(What needs to be done): Find the lines that hold the word "ESTUDIANTS" and return them.

(Raw records):

=-=-=-=-=

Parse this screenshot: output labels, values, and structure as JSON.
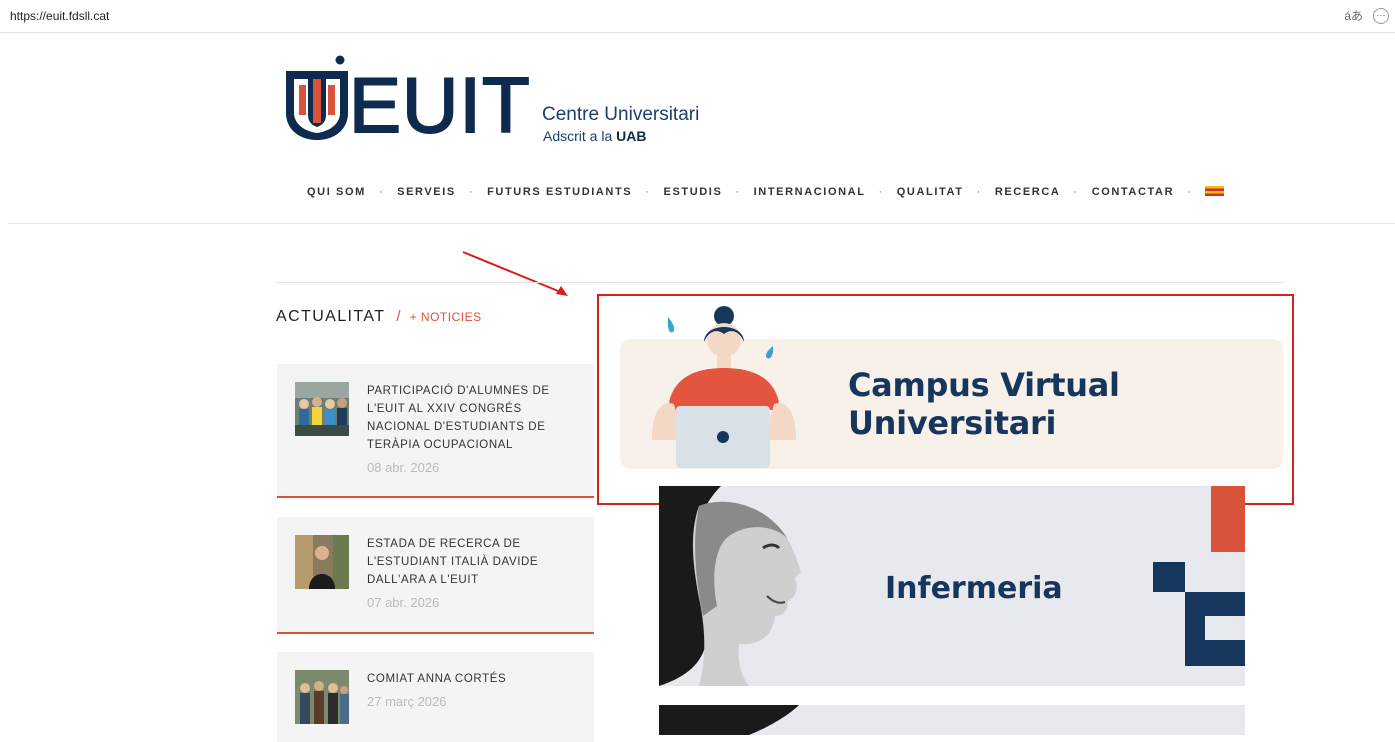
{
  "browser": {
    "url": "https://euit.fdsll.cat",
    "translate_icon": "translate-icon",
    "translate_glyph": "áあ",
    "more_icon": "more-icon",
    "more_glyph": "⋯"
  },
  "logo": {
    "word": "EUIT",
    "subtitle_line1": "Centre Universitari",
    "subtitle_line2_prefix": "Adscrit a la ",
    "subtitle_line2_bold": "UAB",
    "colors": {
      "navy": "#0e2b4f",
      "red": "#d9533b"
    }
  },
  "nav": {
    "items": [
      "QUI SOM",
      "SERVEIS",
      "FUTURS ESTUDIANTS",
      "ESTUDIS",
      "INTERNACIONAL",
      "QUALITAT",
      "RECERCA",
      "CONTACTAR"
    ],
    "separator": "·",
    "language_icon": "spain-flag-icon"
  },
  "news": {
    "heading": "ACTUALITAT",
    "slash": "/",
    "more_link": "+ NOTICIES",
    "items": [
      {
        "title": "PARTICIPACIÓ D'ALUMNES DE L'EUIT AL XXIV CONGRÉS NACIONAL D'ESTUDIANTS DE TERÀPIA OCUPACIONAL",
        "date": "08 abr. 2026"
      },
      {
        "title": "ESTADA DE RECERCA DE L'ESTUDIANT ITALIÀ DAVIDE DALL'ARA A L'EUIT",
        "date": "07 abr. 2026"
      },
      {
        "title": "COMIAT ANNA CORTÉS",
        "date": "27 març 2026"
      }
    ]
  },
  "banners": {
    "campus_line1": "Campus Virtual",
    "campus_line2": "Universitari",
    "infermeria": "Infermeria"
  }
}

=-=-=-=-=

(Response below):
      "FUTURS ESTUDIANTS",
        "title": "PARTICIPACIÓ D'ALUMNES DE L'EUIT AL XXIV CONGRÉS NACIONAL D'ESTUDIANTS DE TERÀPIA OCUPACIONAL",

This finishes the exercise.